Your task is to give the listing below back word for word, pictures excluded.

====== Data section ======

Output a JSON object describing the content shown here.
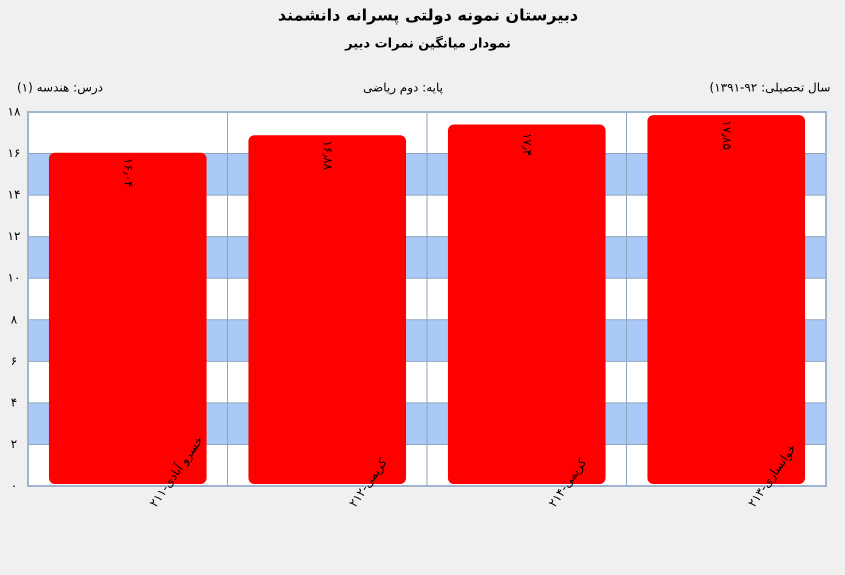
{
  "chart_data": {
    "type": "bar",
    "title": "دبیرستان  نمونه دولتی پسرانه دانشمند",
    "subtitle": "نمودار میانگین نمرات دبیر",
    "info": {
      "lesson": "درس: هندسه (۱)",
      "grade": "پایه: دوم ریاضی",
      "year": "سال تحصیلی: ۹۲-۱۳۹۱)"
    },
    "categories": [
      "خسرو آبادی-۲۱۱",
      "کریمی-۲۱۲",
      "کریمی-۲۱۴",
      "خوانساری-۲۱۳"
    ],
    "values": [
      16.04,
      16.88,
      17.4,
      17.85
    ],
    "value_labels": [
      "۱۶٫۰۴",
      "۱۶٫۸۸",
      "۱۷٫۴",
      "۱۷٫۸۵"
    ],
    "color": "#ff0000",
    "band_color": "#a9c9f7",
    "ylim": [
      0,
      18
    ],
    "yticks": [
      {
        "value": 0,
        "label": "۰"
      },
      {
        "value": 2,
        "label": "۲"
      },
      {
        "value": 4,
        "label": "۴"
      },
      {
        "value": 6,
        "label": "۶"
      },
      {
        "value": 8,
        "label": "۸"
      },
      {
        "value": 10,
        "label": "۱۰"
      },
      {
        "value": 12,
        "label": "۱۲"
      },
      {
        "value": 14,
        "label": "۱۴"
      },
      {
        "value": 16,
        "label": "۱۶"
      },
      {
        "value": 18,
        "label": "۱۸"
      }
    ],
    "grid": true
  }
}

======

Answer to this exercise
Output a JSON object describing the content shown here.
{
  "chart_data": {
    "type": "bar",
    "title": "دبیرستان  نمونه دولتی پسرانه دانشمند",
    "subtitle": "نمودار میانگین نمرات دبیر",
    "info": {
      "lesson": "درس: هندسه (۱)",
      "grade": "پایه: دوم ریاضی",
      "year": "سال تحصیلی: ۹۲-۱۳۹۱)"
    },
    "categories": [
      "خسرو آبادی-۲۱۱",
      "کریمی-۲۱۲",
      "کریمی-۲۱۴",
      "خوانساری-۲۱۳"
    ],
    "values": [
      16.04,
      16.88,
      17.4,
      17.85
    ],
    "value_labels": [
      "۱۶٫۰۴",
      "۱۶٫۸۸",
      "۱۷٫۴",
      "۱۷٫۸۵"
    ],
    "color": "#ff0000",
    "band_color": "#a9c9f7",
    "ylim": [
      0,
      18
    ],
    "yticks": [
      {
        "value": 0,
        "label": "۰"
      },
      {
        "value": 2,
        "label": "۲"
      },
      {
        "value": 4,
        "label": "۴"
      },
      {
        "value": 6,
        "label": "۶"
      },
      {
        "value": 8,
        "label": "۸"
      },
      {
        "value": 10,
        "label": "۱۰"
      },
      {
        "value": 12,
        "label": "۱۲"
      },
      {
        "value": 14,
        "label": "۱۴"
      },
      {
        "value": 16,
        "label": "۱۶"
      },
      {
        "value": 18,
        "label": "۱۸"
      }
    ],
    "grid": true
  }
}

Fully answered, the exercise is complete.